▶ _What to produce_
Tell how many lines include the string "黄金涨幅第二". Answer with a single number.
--- START Input material ---
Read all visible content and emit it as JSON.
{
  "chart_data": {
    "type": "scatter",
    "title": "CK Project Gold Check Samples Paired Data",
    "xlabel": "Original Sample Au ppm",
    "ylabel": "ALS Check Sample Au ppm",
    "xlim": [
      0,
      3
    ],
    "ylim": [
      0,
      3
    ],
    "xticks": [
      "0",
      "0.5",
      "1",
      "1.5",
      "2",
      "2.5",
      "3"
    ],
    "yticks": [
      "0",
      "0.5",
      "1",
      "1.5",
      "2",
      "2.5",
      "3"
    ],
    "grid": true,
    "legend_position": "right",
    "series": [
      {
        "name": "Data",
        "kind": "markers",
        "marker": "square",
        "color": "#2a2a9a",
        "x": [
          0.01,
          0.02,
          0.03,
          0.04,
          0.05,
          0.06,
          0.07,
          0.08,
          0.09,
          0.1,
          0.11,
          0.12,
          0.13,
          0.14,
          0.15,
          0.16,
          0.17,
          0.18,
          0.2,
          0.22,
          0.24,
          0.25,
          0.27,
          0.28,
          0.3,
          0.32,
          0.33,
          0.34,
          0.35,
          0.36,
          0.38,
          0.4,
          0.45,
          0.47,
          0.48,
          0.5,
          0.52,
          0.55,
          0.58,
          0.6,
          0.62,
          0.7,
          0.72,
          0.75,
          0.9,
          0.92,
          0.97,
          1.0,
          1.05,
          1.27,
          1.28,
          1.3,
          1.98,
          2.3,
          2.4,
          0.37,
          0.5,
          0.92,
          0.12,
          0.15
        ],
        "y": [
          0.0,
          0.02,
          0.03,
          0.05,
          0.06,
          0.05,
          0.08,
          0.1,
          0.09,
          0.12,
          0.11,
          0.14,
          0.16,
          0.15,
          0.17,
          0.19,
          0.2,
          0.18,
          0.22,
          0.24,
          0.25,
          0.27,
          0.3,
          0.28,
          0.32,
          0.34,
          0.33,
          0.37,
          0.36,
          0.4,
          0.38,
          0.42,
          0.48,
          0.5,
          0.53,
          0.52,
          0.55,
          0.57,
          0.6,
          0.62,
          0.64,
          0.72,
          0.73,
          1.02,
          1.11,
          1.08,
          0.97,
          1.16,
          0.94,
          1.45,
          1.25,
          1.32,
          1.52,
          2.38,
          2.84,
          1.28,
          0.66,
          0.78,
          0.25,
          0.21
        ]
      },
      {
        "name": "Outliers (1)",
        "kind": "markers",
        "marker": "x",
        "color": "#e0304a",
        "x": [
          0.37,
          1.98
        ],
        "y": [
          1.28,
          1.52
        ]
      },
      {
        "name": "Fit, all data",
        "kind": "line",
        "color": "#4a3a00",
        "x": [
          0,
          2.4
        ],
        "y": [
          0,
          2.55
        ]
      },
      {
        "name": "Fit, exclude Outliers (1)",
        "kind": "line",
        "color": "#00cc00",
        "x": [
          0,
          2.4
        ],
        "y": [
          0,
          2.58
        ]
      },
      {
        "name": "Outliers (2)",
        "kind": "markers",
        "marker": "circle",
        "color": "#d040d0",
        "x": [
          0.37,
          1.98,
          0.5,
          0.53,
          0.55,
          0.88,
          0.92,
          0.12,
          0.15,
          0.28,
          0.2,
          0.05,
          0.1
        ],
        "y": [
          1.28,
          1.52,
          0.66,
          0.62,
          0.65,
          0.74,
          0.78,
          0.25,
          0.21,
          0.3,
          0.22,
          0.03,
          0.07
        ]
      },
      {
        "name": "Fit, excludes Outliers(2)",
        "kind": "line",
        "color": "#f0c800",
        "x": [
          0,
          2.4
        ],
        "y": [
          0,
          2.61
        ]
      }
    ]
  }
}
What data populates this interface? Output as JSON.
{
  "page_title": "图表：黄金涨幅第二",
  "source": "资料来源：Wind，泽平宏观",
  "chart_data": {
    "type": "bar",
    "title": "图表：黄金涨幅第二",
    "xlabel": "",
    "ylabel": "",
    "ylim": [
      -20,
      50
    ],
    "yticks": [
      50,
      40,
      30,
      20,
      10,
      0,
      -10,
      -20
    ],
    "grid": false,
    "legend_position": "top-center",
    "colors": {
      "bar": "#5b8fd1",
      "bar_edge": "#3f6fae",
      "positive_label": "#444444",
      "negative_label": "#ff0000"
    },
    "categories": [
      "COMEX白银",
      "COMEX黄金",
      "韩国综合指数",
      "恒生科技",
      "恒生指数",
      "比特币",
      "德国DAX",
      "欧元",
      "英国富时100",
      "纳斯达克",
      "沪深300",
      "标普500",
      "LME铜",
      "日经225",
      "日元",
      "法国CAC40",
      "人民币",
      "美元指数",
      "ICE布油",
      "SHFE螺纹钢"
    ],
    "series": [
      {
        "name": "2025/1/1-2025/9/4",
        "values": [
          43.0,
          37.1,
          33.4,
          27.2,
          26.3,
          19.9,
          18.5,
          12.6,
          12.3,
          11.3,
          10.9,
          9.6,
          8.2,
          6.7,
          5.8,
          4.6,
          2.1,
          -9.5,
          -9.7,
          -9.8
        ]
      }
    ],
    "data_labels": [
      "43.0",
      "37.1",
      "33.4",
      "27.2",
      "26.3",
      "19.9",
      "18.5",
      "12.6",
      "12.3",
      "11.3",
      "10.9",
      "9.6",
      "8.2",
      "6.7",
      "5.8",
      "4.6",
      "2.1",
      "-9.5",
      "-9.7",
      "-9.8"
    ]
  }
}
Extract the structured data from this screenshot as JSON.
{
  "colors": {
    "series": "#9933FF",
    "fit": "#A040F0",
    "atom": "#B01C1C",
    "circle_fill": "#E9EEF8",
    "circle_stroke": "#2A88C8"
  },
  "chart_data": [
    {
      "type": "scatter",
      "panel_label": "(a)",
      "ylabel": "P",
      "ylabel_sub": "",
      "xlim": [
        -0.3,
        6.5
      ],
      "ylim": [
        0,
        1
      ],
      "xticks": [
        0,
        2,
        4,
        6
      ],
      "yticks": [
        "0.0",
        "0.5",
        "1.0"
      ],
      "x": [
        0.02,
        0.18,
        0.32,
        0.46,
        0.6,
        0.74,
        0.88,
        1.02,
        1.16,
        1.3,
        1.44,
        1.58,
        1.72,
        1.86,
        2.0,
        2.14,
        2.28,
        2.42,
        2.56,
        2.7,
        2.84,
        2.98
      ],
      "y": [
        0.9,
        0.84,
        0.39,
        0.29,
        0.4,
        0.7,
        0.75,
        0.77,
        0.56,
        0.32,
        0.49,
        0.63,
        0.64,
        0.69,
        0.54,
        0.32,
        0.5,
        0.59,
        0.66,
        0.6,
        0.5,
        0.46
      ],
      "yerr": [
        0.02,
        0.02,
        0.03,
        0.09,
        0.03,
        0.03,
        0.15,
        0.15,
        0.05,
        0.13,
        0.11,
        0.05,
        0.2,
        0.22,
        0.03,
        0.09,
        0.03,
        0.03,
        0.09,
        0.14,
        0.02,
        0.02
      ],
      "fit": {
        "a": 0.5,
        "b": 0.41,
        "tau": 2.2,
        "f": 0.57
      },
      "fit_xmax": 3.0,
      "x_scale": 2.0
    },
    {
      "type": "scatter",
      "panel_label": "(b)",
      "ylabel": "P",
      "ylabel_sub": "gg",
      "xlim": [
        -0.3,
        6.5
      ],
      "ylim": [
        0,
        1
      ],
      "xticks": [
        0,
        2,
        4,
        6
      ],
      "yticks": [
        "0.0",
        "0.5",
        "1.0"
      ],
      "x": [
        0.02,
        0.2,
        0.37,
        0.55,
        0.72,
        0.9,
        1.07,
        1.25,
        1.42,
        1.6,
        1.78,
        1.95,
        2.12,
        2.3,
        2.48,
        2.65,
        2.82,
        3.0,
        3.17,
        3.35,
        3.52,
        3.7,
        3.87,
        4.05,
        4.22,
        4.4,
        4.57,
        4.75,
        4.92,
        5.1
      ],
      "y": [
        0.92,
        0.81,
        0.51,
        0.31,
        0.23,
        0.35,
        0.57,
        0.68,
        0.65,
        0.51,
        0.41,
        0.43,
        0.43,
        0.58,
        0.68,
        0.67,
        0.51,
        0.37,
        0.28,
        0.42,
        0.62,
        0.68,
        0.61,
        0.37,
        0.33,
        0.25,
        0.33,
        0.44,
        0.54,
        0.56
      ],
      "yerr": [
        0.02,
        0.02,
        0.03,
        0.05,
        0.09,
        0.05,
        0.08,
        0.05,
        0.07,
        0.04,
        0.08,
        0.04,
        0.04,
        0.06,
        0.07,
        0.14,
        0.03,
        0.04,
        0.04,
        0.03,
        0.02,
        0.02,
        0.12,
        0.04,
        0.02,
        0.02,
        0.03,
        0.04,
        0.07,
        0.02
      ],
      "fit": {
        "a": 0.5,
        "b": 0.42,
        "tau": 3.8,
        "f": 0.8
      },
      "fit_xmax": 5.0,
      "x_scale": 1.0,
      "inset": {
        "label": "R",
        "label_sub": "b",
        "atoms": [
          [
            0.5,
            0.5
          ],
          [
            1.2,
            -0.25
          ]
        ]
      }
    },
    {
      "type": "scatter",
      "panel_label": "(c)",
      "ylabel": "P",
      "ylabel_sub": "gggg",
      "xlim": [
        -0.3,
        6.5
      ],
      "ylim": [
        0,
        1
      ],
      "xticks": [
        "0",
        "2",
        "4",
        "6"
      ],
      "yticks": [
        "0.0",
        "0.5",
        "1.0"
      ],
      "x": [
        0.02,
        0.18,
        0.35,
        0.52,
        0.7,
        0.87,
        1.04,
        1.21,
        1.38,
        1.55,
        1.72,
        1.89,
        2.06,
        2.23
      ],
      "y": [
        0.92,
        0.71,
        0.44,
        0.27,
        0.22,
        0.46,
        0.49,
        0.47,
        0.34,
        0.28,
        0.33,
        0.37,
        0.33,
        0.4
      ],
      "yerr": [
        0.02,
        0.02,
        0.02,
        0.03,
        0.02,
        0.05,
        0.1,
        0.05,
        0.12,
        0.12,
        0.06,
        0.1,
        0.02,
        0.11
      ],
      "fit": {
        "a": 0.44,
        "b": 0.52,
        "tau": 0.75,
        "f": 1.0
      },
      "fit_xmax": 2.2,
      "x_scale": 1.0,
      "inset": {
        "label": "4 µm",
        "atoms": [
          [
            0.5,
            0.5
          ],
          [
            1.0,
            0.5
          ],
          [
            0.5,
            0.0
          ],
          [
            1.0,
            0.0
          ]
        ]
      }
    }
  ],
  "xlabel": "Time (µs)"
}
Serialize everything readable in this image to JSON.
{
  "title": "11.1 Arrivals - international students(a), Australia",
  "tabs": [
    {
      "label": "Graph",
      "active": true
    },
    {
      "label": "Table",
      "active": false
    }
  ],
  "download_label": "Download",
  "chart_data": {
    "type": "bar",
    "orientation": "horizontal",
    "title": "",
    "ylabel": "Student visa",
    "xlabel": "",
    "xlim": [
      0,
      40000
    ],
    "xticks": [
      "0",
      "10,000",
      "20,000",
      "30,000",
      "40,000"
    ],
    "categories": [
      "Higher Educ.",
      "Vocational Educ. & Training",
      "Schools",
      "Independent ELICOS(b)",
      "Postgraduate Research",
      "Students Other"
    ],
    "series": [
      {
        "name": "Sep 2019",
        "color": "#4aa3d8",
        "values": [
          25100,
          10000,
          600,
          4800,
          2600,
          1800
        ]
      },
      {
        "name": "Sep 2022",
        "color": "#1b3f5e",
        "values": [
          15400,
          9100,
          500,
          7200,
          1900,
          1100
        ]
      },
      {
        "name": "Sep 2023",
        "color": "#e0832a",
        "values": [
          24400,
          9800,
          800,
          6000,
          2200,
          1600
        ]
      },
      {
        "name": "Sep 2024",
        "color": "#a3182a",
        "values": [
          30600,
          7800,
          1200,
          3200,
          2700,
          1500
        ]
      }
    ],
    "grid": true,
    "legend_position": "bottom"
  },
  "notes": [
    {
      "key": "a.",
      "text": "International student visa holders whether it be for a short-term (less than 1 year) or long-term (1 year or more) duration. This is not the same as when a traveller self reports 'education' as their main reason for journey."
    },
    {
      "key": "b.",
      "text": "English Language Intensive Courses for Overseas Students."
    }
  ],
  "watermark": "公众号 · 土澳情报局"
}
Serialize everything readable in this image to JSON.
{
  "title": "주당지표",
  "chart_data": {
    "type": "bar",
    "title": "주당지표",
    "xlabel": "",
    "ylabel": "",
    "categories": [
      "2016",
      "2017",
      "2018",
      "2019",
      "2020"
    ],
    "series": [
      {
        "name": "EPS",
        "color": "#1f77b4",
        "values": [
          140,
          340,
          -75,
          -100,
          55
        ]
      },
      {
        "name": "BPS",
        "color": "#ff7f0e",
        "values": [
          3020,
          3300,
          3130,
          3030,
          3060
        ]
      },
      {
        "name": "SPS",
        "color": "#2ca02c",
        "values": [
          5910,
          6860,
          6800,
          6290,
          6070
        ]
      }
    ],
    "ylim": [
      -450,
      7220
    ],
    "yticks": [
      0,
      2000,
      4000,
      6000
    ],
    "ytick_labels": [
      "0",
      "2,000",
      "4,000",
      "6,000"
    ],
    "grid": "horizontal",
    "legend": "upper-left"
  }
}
--- END Input material ---
▶ _Task answer_
2